## Required action A
List every state named in the passage on drug coverage in the insurance marketplaces.
## Required action B
According to the passage on drug coverage in the insurance marketplaces, how long will consumers have to choose a plan?
## Required action C
Rewrite the part of the passage on drug coverage in the insurance marketplaces that opens with the words containing "Insurers and officials" and closes with "in each state.", putting "shoppers" in place of "consumers".

## Passage provided

▼

The picture will not get immediately clearer once enrollment begins. Without a central hub for evaluating drug coverage, patient-advocacy groups say they are already warning their members to prepare for a tedious slog through websites, downloaded records and phone calls to customer-service hotlines.

Insurers and officials in the Obama administration say that consumers will have six months, once enrollment opens, to choose a plan that's right for them.

The plans offered in the marketplaces must cover a minimum number of drugs in every treatment category, with the exact count set by a representative commercial plan, known as a benchmark plan, that is designated in each state.

Oregon, Virginia, Connecticut and other states plan to cover more than 97 percent of drugs, while others like Maryland, Colorado and California plan to cover from 54 to 84 percent, according to an analysis by Avalere Health, a consulting firm. Patients can lobby for an exception if they can demonstrate that a drug not covered by their plan is medically necessary.

▲

## Entries provided
▼

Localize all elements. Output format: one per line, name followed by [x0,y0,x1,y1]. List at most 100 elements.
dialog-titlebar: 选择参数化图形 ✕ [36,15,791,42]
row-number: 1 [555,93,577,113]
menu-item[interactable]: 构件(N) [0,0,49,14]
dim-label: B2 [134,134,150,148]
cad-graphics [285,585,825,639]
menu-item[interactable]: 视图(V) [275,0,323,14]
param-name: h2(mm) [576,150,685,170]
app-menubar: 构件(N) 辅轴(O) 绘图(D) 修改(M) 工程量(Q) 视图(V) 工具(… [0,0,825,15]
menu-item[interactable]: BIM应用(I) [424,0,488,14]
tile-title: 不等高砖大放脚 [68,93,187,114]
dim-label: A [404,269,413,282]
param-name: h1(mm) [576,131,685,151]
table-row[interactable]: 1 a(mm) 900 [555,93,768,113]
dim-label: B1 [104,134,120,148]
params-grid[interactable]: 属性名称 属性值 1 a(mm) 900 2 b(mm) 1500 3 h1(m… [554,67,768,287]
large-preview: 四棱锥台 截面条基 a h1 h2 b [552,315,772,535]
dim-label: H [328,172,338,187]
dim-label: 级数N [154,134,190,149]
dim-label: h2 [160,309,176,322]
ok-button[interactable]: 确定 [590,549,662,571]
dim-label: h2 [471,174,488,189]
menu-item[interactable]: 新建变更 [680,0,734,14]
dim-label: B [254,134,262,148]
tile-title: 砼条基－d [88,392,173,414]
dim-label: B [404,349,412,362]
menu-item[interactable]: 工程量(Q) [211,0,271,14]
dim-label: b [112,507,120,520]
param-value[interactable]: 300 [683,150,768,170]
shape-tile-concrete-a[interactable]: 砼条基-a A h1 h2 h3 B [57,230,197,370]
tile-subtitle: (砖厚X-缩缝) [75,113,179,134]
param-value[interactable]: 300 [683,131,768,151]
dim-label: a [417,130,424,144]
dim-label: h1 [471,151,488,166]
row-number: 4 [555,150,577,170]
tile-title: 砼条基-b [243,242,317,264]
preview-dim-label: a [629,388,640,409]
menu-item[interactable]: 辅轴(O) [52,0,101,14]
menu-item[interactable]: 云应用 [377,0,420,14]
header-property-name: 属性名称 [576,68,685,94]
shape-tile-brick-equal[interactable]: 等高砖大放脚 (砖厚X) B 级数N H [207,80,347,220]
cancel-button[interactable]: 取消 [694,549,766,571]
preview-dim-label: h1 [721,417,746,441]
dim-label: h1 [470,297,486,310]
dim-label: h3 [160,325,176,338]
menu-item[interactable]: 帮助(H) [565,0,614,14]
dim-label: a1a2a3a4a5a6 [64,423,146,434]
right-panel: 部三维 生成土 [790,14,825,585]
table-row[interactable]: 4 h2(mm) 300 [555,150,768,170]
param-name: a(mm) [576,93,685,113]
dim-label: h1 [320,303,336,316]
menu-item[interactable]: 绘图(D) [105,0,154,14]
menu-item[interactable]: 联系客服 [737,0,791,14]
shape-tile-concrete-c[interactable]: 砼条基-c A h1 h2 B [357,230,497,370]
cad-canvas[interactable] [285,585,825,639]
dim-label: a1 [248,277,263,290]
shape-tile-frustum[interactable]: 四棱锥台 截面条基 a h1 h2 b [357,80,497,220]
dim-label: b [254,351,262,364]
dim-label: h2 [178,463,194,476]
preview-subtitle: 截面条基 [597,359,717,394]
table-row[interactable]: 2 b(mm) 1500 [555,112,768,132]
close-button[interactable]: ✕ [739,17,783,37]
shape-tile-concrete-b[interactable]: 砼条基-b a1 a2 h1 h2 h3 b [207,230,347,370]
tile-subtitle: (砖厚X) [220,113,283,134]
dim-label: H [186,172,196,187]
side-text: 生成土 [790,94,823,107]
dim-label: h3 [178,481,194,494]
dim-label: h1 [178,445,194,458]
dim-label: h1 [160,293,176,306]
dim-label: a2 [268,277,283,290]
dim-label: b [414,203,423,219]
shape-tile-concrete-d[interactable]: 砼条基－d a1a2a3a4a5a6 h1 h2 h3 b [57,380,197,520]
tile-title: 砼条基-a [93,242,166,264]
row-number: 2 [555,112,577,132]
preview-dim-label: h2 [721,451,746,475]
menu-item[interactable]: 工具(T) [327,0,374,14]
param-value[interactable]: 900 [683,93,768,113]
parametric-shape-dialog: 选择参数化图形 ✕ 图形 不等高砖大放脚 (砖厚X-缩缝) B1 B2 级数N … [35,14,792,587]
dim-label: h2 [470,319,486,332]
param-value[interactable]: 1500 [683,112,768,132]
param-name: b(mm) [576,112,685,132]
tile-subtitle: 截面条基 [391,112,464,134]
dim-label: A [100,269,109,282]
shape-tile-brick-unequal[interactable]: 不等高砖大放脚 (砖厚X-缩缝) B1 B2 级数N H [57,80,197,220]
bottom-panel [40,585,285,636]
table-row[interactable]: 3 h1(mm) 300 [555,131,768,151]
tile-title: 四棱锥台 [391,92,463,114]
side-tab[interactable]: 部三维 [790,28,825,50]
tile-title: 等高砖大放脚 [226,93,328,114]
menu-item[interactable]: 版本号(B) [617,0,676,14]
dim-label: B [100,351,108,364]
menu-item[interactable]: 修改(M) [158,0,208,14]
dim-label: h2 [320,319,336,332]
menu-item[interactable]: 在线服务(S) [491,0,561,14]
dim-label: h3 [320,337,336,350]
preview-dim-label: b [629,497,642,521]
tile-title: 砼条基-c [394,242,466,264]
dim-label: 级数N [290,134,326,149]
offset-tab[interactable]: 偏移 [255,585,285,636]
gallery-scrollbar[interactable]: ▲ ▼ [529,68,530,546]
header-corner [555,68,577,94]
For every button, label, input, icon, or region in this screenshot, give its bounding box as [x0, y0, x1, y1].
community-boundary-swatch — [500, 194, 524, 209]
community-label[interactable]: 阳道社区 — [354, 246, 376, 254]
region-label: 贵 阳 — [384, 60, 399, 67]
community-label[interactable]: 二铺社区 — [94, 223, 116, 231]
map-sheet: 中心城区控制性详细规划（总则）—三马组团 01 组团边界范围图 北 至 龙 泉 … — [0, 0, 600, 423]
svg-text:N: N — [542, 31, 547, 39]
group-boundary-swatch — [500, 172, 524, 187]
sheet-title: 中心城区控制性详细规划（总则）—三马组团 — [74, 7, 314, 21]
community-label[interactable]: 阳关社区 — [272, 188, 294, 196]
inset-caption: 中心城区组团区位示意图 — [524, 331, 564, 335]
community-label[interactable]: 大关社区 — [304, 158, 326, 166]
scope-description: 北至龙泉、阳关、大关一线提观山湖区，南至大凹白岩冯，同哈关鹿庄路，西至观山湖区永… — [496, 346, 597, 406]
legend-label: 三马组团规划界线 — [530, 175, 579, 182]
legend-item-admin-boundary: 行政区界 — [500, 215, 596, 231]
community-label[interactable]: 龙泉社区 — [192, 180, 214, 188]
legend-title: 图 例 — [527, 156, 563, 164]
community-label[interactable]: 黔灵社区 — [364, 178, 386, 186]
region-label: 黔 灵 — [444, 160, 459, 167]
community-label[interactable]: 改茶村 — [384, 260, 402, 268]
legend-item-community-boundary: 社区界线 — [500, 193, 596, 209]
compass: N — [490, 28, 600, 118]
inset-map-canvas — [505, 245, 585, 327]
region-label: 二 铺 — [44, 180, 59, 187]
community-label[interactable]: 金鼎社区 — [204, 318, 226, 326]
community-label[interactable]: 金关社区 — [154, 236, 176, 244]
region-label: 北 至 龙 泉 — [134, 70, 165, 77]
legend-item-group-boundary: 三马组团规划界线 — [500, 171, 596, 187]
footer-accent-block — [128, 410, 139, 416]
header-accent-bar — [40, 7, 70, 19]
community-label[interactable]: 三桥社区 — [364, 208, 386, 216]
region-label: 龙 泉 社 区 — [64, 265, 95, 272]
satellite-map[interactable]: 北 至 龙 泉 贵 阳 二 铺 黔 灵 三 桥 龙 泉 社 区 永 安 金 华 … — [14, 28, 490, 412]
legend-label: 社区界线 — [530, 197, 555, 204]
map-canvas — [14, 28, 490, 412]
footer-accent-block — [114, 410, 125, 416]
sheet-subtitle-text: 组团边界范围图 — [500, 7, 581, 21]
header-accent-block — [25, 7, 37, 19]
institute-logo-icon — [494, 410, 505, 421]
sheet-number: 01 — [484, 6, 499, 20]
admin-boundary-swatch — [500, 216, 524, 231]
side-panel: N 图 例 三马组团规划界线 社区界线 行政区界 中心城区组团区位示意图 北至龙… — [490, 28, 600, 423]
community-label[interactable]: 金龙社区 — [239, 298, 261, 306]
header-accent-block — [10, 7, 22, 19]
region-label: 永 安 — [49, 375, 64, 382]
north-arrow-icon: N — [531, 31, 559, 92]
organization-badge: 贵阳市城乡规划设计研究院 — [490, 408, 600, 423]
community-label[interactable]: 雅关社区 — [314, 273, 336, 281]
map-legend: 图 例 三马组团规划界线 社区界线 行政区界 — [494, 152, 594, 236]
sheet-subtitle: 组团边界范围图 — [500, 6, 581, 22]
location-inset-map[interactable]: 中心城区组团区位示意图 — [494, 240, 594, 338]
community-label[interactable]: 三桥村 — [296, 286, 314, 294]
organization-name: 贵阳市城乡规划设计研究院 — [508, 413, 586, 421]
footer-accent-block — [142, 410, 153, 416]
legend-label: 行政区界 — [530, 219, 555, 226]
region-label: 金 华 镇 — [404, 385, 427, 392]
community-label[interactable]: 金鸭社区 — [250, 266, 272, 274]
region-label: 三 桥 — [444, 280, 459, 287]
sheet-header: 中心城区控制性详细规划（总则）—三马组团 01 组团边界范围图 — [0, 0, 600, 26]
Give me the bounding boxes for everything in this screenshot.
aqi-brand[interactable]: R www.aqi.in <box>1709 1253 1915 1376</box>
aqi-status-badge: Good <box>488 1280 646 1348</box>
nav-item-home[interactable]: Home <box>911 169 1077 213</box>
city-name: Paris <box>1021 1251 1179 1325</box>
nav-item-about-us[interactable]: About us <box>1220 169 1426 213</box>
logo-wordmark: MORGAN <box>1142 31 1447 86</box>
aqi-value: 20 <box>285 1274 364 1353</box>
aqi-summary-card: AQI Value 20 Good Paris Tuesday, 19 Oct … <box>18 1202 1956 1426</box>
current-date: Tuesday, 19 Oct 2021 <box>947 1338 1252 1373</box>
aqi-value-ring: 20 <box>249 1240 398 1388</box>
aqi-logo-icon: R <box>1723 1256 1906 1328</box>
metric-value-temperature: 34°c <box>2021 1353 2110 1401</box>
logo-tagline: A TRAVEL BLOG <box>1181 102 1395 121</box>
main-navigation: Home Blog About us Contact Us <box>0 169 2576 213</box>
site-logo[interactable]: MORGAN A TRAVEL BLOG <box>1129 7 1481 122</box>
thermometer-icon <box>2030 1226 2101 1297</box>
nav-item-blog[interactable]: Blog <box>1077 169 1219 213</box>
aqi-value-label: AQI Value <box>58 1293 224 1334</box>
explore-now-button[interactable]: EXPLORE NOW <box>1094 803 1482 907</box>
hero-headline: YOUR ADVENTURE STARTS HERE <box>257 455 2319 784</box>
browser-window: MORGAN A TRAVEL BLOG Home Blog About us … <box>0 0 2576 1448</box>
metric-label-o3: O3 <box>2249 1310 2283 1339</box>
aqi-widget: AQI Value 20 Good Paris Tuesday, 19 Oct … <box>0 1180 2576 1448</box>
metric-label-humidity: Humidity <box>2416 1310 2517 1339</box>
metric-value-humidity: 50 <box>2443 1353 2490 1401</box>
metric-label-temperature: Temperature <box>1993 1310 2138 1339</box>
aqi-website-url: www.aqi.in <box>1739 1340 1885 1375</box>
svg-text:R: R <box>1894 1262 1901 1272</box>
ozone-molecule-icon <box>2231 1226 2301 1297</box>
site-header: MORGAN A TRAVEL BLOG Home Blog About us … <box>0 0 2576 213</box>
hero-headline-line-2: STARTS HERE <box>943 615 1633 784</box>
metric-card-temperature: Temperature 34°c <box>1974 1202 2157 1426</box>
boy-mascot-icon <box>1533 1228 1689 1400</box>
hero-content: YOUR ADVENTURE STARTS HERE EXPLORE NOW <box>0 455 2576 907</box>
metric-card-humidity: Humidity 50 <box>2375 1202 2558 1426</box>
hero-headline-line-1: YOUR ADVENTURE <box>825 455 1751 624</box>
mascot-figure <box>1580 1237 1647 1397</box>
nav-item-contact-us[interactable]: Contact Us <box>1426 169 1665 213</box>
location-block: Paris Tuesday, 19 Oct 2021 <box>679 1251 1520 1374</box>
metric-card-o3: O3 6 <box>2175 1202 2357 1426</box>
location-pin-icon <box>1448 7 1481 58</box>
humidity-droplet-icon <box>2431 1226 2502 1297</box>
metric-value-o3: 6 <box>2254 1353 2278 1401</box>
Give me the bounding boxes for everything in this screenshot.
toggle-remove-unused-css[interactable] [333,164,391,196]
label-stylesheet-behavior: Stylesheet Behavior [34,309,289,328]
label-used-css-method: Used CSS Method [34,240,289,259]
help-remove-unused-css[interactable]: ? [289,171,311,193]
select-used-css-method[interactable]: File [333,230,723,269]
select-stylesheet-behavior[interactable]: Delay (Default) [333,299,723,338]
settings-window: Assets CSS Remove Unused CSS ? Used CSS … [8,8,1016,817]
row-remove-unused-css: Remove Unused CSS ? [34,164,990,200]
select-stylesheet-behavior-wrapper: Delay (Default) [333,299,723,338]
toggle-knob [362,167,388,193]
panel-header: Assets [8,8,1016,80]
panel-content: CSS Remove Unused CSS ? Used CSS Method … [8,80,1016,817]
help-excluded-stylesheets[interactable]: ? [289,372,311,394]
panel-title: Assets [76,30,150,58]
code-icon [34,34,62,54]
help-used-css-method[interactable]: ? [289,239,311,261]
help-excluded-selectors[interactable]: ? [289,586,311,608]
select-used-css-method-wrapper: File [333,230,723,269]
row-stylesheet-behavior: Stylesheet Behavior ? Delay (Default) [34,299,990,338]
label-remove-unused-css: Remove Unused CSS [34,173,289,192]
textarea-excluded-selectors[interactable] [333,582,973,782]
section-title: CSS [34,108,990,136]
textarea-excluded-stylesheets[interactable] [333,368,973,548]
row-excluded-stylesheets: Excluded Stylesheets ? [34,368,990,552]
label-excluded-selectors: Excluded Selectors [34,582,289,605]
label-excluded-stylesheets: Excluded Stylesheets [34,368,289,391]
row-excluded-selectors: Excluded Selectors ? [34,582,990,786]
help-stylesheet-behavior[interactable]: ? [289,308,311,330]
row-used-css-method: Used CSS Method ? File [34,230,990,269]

▲

## Written reply A
Oregon, Virginia, Connecticut, Maryland, Colorado, California

## Written reply B
Six months once enrollment opens.

## Written reply C
Insurers and officials in the Obama administration say that shoppers will have six months, once enrollment opens, to choose a plan that's right for them.

The plans offered in the marketplaces must cover a minimum number of drugs in every treatment category, with the exact count set by a representative commercial plan, known as a benchmark plan, that is designated in each state.